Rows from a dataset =
================

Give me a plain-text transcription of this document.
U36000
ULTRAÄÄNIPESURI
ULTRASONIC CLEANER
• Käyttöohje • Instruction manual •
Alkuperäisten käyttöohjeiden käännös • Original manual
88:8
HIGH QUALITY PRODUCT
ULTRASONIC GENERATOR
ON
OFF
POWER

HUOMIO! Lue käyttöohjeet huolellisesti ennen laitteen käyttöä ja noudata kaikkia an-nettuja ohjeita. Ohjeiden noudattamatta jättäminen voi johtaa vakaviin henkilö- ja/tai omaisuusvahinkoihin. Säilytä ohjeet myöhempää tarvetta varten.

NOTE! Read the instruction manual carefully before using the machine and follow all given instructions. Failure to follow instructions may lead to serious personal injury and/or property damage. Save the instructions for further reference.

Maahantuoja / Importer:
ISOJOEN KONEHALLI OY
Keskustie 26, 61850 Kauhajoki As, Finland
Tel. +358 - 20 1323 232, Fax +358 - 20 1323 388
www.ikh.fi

================

WHAT YOU WILL DO =
Copy and report every line where the word "manual" is present.

RESPONSE TO THIS EXERCISE =
• Käyttöohje • Instruction manual •
Alkuperäisten käyttöohjeiden käännös • Original manual
NOTE! Read the instruction manual carefully before using the machine and follow all given instructions. Failure to follow instructions may lead to serious personal injury and/or property damage. Save the instructions for further reference.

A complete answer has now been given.